■ PROVIDED TEXT ■

Aaron Ludwig Kumlien (March 15, 1853 – December 4, 1902) was an American ornithologist and the oldest son of Thure Kumlien. He took part in the Howgate Polar Expedition 1877-78 and collected a large number of bird specimens which led to the discovery of several new species including what is now known as Kumlien's gull (Larus [glaucoides] kumlieni).

Kumlien was born in a log cabin in Busseyville, Jefferson County to the Swedish-born naturalist Thure Kumlien and his wife Christina Wallberg. Ludwig went to school followed by Albion Academy in Dane County, Wisconsin, where his father was a professor of zoology and botany. Graduating in 1873, he joined the University of Wisconsin for a while and obtained a master of science from Milton College in 1892. He joined the Howgate Polar Expedition as a naturalist in 1877-78. Among the bird specimens was a gull that William Brewster described as a new species named as Larus kumlieni (Kumlien's gull). The expedition was funded by whaling operations conducted during the journey. He later became a professor of physics and natural history at Milton College in 1894 where he influenced many students. He died from throat cancer at his home in Milton, Wisconsin, and was buried in Milton Cemetery.

During the Howgate Polar Expedition, Kumlien kept careful record of the names used by Inuit for the birds. This was re-examined in 1961 by Laurence Irving, who found the names to be stable and in use across a large area.

■ PROBLEM 1 ■
Reproduce the part of the Kumlien passage starting at "Kumlien was born" and ending at "in Milton Cemetery.".
■ PROBLEM 2 ■
According to the Kumlien passage, what illness did Kumlien die from?
The data that comes next has nothing to do with the Kumlien passage.

■ THE DATA ■
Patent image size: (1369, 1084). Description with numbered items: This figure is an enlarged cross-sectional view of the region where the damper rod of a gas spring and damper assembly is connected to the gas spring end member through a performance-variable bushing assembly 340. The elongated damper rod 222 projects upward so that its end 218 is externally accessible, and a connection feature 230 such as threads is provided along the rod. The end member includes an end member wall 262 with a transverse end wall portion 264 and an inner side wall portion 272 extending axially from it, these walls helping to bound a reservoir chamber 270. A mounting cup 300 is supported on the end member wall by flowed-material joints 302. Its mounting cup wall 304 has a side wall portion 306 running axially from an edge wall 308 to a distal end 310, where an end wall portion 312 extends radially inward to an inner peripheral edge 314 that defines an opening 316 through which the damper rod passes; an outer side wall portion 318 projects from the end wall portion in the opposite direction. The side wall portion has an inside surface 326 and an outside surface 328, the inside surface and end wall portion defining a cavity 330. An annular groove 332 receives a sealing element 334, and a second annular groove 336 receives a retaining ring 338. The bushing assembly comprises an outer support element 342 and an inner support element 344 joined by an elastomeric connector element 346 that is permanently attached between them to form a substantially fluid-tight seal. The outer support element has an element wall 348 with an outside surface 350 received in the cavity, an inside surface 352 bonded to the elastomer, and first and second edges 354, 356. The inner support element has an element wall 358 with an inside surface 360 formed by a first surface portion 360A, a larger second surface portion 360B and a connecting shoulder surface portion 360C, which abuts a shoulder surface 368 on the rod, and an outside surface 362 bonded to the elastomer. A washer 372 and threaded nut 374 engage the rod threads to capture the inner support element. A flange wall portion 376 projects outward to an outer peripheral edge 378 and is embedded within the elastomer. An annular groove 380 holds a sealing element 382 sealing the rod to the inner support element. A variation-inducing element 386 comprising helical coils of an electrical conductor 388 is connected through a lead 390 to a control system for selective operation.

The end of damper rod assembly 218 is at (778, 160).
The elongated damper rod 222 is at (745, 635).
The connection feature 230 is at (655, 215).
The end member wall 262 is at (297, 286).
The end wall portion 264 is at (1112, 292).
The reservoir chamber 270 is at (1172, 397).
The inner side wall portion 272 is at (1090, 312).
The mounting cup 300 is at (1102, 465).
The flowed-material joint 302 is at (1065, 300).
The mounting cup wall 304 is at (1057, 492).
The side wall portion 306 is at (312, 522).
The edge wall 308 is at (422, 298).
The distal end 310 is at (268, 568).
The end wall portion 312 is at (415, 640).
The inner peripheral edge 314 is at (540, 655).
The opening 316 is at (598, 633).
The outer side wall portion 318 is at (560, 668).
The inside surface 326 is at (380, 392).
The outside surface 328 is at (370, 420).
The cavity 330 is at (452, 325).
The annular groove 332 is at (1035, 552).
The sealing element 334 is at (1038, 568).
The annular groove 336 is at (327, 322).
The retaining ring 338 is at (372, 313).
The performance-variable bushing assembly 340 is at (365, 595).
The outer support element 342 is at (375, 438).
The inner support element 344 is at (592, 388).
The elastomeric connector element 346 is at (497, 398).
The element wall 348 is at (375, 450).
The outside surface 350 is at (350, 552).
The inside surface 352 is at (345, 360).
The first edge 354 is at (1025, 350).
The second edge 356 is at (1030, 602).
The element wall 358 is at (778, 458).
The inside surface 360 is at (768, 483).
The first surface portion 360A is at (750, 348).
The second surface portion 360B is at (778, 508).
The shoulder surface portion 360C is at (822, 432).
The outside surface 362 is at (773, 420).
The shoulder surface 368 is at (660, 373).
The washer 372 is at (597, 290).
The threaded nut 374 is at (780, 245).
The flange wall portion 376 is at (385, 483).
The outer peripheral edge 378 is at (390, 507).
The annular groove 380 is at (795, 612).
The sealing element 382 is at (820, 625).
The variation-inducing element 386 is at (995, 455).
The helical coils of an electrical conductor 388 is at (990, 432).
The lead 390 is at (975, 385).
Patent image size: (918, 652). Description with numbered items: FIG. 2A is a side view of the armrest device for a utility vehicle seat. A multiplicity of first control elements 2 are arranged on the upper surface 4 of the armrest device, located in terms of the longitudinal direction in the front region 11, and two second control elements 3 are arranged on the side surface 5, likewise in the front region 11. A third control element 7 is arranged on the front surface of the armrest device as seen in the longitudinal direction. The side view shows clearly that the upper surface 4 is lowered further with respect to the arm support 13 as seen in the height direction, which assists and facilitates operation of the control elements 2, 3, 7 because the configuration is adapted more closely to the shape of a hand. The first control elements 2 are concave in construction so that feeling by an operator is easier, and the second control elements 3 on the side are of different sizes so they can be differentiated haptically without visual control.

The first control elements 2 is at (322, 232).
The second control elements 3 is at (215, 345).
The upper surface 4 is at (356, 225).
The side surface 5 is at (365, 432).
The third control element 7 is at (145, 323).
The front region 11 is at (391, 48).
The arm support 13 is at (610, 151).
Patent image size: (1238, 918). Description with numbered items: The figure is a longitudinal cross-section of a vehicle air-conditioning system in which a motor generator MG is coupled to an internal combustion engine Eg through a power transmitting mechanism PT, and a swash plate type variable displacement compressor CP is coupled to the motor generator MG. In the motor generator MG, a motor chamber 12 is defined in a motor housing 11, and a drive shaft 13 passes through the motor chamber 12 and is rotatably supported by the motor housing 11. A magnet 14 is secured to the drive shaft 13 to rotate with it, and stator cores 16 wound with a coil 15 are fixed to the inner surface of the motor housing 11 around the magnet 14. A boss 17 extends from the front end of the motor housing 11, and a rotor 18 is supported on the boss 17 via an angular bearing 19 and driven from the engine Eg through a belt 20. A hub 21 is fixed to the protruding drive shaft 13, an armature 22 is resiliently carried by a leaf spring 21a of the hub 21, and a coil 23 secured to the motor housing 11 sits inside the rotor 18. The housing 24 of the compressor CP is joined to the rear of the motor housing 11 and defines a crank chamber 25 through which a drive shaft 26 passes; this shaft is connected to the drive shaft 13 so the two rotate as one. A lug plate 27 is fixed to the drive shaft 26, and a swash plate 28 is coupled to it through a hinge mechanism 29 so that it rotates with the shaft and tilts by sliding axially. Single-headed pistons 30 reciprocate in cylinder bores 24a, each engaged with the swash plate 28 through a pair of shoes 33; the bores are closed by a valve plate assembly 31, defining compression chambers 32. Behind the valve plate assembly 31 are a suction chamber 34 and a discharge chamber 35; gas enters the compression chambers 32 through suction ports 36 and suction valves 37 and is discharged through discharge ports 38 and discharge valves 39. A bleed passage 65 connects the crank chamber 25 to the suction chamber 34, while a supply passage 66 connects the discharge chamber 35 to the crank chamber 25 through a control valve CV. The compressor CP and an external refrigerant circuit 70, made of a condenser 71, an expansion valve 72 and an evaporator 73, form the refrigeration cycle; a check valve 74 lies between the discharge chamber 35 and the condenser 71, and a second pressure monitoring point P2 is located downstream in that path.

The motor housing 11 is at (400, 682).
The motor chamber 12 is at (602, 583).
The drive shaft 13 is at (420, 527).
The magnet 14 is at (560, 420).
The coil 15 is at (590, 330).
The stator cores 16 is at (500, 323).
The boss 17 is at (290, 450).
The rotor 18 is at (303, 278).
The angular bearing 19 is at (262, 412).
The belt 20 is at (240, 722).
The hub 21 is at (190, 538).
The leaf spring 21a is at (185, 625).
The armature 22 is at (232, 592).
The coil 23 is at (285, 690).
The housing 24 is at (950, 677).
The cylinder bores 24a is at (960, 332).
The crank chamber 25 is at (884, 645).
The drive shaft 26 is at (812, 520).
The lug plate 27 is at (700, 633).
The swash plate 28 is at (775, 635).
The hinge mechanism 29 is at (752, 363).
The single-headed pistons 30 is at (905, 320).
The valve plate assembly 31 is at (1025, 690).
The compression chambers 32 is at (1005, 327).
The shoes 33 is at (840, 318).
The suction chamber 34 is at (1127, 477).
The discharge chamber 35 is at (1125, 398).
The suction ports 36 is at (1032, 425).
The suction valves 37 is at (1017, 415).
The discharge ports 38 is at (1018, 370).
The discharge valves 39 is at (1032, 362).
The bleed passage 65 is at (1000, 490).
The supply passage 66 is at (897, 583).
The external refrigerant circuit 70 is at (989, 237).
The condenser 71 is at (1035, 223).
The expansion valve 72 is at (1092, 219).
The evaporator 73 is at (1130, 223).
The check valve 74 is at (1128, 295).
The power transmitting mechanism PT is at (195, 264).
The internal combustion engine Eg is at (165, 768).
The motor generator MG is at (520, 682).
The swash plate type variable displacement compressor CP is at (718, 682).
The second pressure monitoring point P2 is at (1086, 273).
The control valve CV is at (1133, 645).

■ EXERCISE OUTPUT 1 ■
Kumlien was born in a log cabin in Busseyville, Jefferson County to the Swedish-born naturalist Thure Kumlien and his wife Christina Wallberg. Ludwig went to school followed by Albion Academy in Dane County, Wisconsin, where his father was a professor of zoology and botany. Graduating in 1873, he joined the University of Wisconsin for a while and obtained a master of science from Milton College in 1892. He joined the Howgate Polar Expedition as a naturalist in 1877-78. Among the bird specimens was a gull that William Brewster described as a new species named as Larus kumlieni (Kumlien's gull). The expedition was funded by whaling operations conducted during the journey. He later became a professor of physics and natural history at Milton College in 1894 where he influenced many students. He died from throat cancer at his home in Milton, Wisconsin, and was buried in Milton Cemetery.

■ EXERCISE OUTPUT 2 ■
Throat cancer.